* [Written instruction]:
Transcribe all the entries word for word, but omit the images.

====== Data supplied ======

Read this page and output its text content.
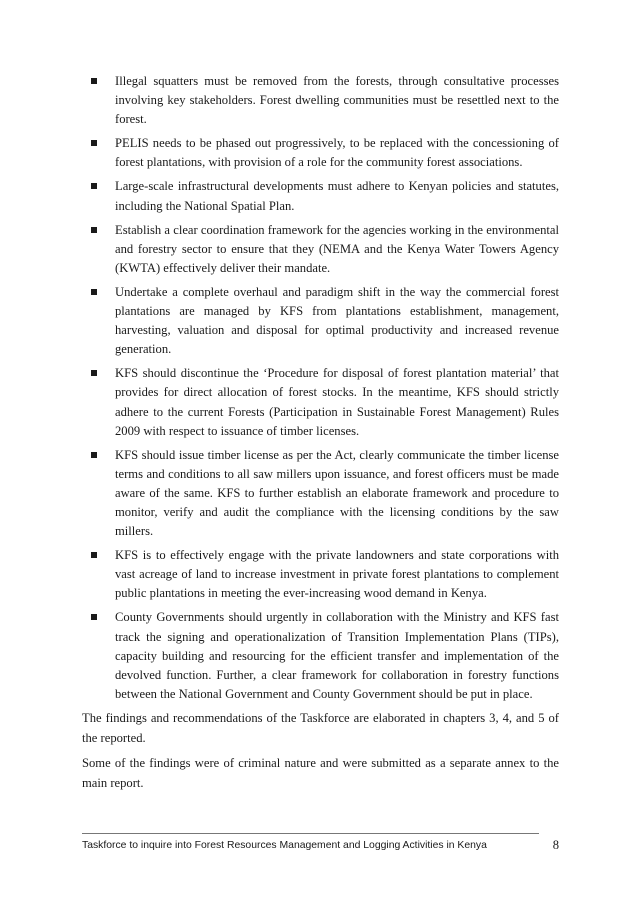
Illegal squatters must be removed from the forests, through consultative processes involving key stakeholders. Forest dwelling communities must be resettled next to the forest.
PELIS needs to be phased out progressively, to be replaced with the concessioning of forest plantations, with provision of a role for the community forest associations.
Large-scale infrastructural developments must adhere to Kenyan policies and statutes, including the National Spatial Plan.
Establish a clear coordination framework for the agencies working in the environmental and forestry sector to ensure that they (NEMA and the Kenya Water Towers Agency (KWTA) effectively deliver their mandate.
Undertake a complete overhaul and paradigm shift in the way the commercial forest plantations are managed by KFS from plantations establishment, management, harvesting, valuation and disposal for optimal productivity and increased revenue generation.
KFS should discontinue the ‘Procedure for disposal of forest plantation material’ that provides for direct allocation of forest stocks. In the meantime, KFS should strictly adhere to the current Forests (Participation in Sustainable Forest Management) Rules 2009 with respect to issuance of timber licenses.
KFS should issue timber license as per the Act, clearly communicate the timber license terms and conditions to all saw millers upon issuance, and forest officers must be made aware of the same. KFS to further establish an elaborate framework and procedure to monitor, verify and audit the compliance with the licensing conditions by the saw millers.
KFS is to effectively engage with the private landowners and state corporations with vast acreage of land to increase investment in private forest plantations to complement public plantations in meeting the ever-increasing wood demand in Kenya.
County Governments should urgently in collaboration with the Ministry and KFS fast track the signing and operationalization of Transition Implementation Plans (TIPs), capacity building and resourcing for the efficient transfer and implementation of the devolved function. Further, a clear framework for collaboration in forestry functions between the National Government and County Government should be put in place.

The findings and recommendations of the Taskforce are elaborated in chapters 3, 4, and 5 of the reported.

Some of the findings were of criminal nature and were submitted as a separate annex to the main report.

Taskforce to inquire into Forest Resources Management and Logging Activities in Kenya	8
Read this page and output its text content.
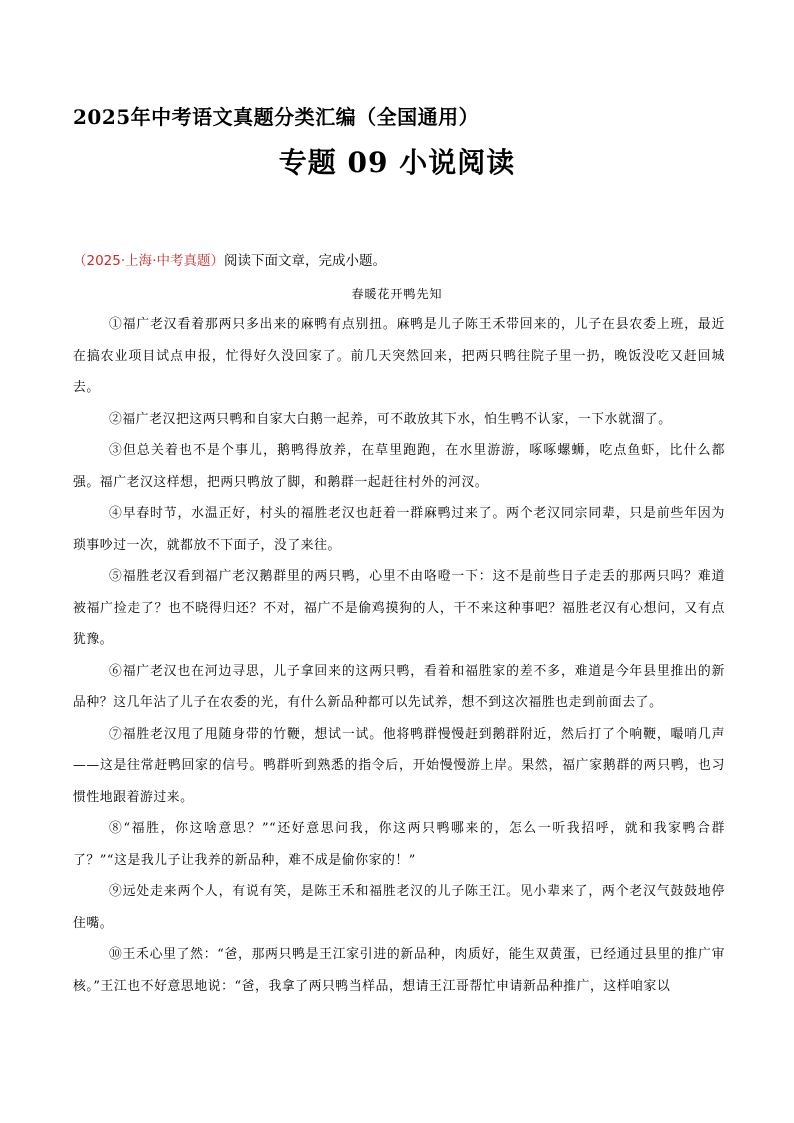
2025年中考语文真题分类汇编（全国通用）
专题 09 小说阅读
（2025·上海·中考真题）阅读下面文章，完成小题。
春暖花开鸭先知

①福广老汉看着那两只多出来的麻鸭有点别扭。麻鸭是儿子陈王禾带回来的，儿子在县农委上班，最近在搞农业项目试点申报，忙得好久没回家了。前几天突然回来，把两只鸭往院子里一扔，晚饭没吃又赶回城去。

②福广老汉把这两只鸭和自家大白鹅一起养，可不敢放其下水，怕生鸭不认家，一下水就溜了。

③但总关着也不是个事儿，鹅鸭得放养，在草里跑跑，在水里游游，啄啄螺蛳，吃点鱼虾，比什么都强。福广老汉这样想，把两只鸭放了脚，和鹅群一起赶往村外的河汊。

④早春时节，水温正好，村头的福胜老汉也赶着一群麻鸭过来了。两个老汉同宗同辈，只是前些年因为琐事吵过一次，就都放不下面子，没了来往。

⑤福胜老汉看到福广老汉鹅群里的两只鸭，心里不由咯噔一下：这不是前些日子走丢的那两只吗？难道被福广捡走了？也不晓得归还？不对，福广不是偷鸡摸狗的人，干不来这种事吧？福胜老汉有心想问，又有点犹豫。

⑥福广老汉也在河边寻思，儿子拿回来的这两只鸭，看着和福胜家的差不多，难道是今年县里推出的新品种？这几年沾了儿子在农委的光，有什么新品种都可以先试养，想不到这次福胜也走到前面去了。

⑦福胜老汉甩了甩随身带的竹鞭，想试一试。他将鸭群慢慢赶到鹅群附近，然后打了个响鞭，嘬哨几声——这是往常赶鸭回家的信号。鸭群听到熟悉的指令后，开始慢慢游上岸。果然，福广家鹅群的两只鸭，也习惯性地跟着游过来。

⑧“福胜，你这啥意思？”“还好意思问我，你这两只鸭哪来的，怎么一听我招呼，就和我家鸭合群了？”“这是我儿子让我养的新品种，难不成是偷你家的！”

⑨远处走来两个人，有说有笑，是陈王禾和福胜老汉的儿子陈王江。见小辈来了，两个老汉气鼓鼓地停住嘴。

⑩王禾心里了然：“爸，那两只鸭是王江家引进的新品种，肉质好，能生双黄蛋，已经通过县里的推广审核。”王江也不好意思地说：“爸，我拿了两只鸭当样品，想请王江哥帮忙申请新品种推广，这样咱家以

======

* [Written solution]:
Read this page and output its text content.
Illegal squatters must be removed from the forests, through consultative processes involving key stakeholders. Forest dwelling communities must be resettled next to the forest.
PELIS needs to be phased out progressively, to be replaced with the concessioning of forest plantations, with provision of a role for the community forest associations.
Large-scale infrastructural developments must adhere to Kenyan policies and statutes, including the National Spatial Plan.
Establish a clear coordination framework for the agencies working in the environmental and forestry sector to ensure that they (NEMA and the Kenya Water Towers Agency (KWTA) effectively deliver their mandate.
Undertake a complete overhaul and paradigm shift in the way the commercial forest plantations are managed by KFS from plantations establishment, management, harvesting, valuation and disposal for optimal productivity and increased revenue generation.
KFS should discontinue the ‘Procedure for disposal of forest plantation material’ that provides for direct allocation of forest stocks. In the meantime, KFS should strictly adhere to the current Forests (Participation in Sustainable Forest Management) Rules 2009 with respect to issuance of timber licenses.
KFS should issue timber license as per the Act, clearly communicate the timber license terms and conditions to all saw millers upon issuance, and forest officers must be made aware of the same. KFS to further establish an elaborate framework and procedure to monitor, verify and audit the compliance with the licensing conditions by the saw millers.
KFS is to effectively engage with the private landowners and state corporations with vast acreage of land to increase investment in private forest plantations to complement public plantations in meeting the ever-increasing wood demand in Kenya.
County Governments should urgently in collaboration with the Ministry and KFS fast track the signing and operationalization of Transition Implementation Plans (TIPs), capacity building and resourcing for the efficient transfer and implementation of the devolved function. Further, a clear framework for collaboration in forestry functions between the National Government and County Government should be put in place.

The findings and recommendations of the Taskforce are elaborated in chapters 3, 4, and 5 of the reported.

Some of the findings were of criminal nature and were submitted as a separate annex to the main report.

Taskforce to inquire into Forest Resources Management and Logging Activities in Kenya	8
Read this page and output its text content.
2025年中考语文真题分类汇编（全国通用）
专题 09 小说阅读
（2025·上海·中考真题）阅读下面文章，完成小题。
春暖花开鸭先知

①福广老汉看着那两只多出来的麻鸭有点别扭。麻鸭是儿子陈王禾带回来的，儿子在县农委上班，最近在搞农业项目试点申报，忙得好久没回家了。前几天突然回来，把两只鸭往院子里一扔，晚饭没吃又赶回城去。

②福广老汉把这两只鸭和自家大白鹅一起养，可不敢放其下水，怕生鸭不认家，一下水就溜了。

③但总关着也不是个事儿，鹅鸭得放养，在草里跑跑，在水里游游，啄啄螺蛳，吃点鱼虾，比什么都强。福广老汉这样想，把两只鸭放了脚，和鹅群一起赶往村外的河汊。

④早春时节，水温正好，村头的福胜老汉也赶着一群麻鸭过来了。两个老汉同宗同辈，只是前些年因为琐事吵过一次，就都放不下面子，没了来往。

⑤福胜老汉看到福广老汉鹅群里的两只鸭，心里不由咯噔一下：这不是前些日子走丢的那两只吗？难道被福广捡走了？也不晓得归还？不对，福广不是偷鸡摸狗的人，干不来这种事吧？福胜老汉有心想问，又有点犹豫。

⑥福广老汉也在河边寻思，儿子拿回来的这两只鸭，看着和福胜家的差不多，难道是今年县里推出的新品种？这几年沾了儿子在农委的光，有什么新品种都可以先试养，想不到这次福胜也走到前面去了。

⑦福胜老汉甩了甩随身带的竹鞭，想试一试。他将鸭群慢慢赶到鹅群附近，然后打了个响鞭，嘬哨几声——这是往常赶鸭回家的信号。鸭群听到熟悉的指令后，开始慢慢游上岸。果然，福广家鹅群的两只鸭，也习惯性地跟着游过来。

⑧“福胜，你这啥意思？”“还好意思问我，你这两只鸭哪来的，怎么一听我招呼，就和我家鸭合群了？”“这是我儿子让我养的新品种，难不成是偷你家的！”

⑨远处走来两个人，有说有笑，是陈王禾和福胜老汉的儿子陈王江。见小辈来了，两个老汉气鼓鼓地停住嘴。

⑩王禾心里了然：“爸，那两只鸭是王江家引进的新品种，肉质好，能生双黄蛋，已经通过县里的推广审核。”王江也不好意思地说：“爸，我拿了两只鸭当样品，想请王江哥帮忙申请新品种推广，这样咱家以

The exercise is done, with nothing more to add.